§ Written exercise:
Check each line of the material below for "name". Report how many have it, with no other words.

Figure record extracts
>> Start

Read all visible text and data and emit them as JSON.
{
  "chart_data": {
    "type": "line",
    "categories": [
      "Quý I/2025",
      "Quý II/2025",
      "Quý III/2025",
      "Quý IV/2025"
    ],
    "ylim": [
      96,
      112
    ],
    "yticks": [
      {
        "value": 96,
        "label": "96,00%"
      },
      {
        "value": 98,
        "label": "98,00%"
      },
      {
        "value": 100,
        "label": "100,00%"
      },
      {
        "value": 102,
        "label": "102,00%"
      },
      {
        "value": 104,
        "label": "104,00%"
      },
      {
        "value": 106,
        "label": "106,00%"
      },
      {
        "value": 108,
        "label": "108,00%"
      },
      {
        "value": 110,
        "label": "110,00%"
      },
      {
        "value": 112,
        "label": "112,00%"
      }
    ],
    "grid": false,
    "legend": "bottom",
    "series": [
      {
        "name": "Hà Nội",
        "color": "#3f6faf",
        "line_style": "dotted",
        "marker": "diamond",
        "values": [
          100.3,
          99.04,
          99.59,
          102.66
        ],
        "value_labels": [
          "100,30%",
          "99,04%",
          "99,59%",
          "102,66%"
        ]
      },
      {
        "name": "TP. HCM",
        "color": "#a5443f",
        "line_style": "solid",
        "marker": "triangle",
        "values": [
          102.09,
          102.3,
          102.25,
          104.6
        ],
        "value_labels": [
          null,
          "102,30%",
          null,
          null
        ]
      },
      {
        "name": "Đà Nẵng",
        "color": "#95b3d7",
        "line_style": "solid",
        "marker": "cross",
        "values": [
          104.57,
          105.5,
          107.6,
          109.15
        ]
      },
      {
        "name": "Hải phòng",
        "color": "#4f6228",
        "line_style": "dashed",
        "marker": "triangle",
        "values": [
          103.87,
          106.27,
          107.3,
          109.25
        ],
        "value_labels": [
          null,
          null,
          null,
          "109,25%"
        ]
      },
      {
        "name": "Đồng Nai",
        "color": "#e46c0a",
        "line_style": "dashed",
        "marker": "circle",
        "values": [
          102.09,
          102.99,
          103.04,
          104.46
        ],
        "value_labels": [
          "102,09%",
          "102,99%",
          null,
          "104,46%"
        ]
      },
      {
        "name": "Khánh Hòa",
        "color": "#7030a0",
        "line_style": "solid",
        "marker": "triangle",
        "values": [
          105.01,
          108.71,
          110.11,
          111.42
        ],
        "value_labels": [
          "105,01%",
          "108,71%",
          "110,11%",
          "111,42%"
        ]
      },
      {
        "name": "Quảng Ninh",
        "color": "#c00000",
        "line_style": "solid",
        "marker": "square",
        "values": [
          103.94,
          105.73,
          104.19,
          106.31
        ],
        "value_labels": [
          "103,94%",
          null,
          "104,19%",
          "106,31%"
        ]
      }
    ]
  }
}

>> End

§ Written answer:
7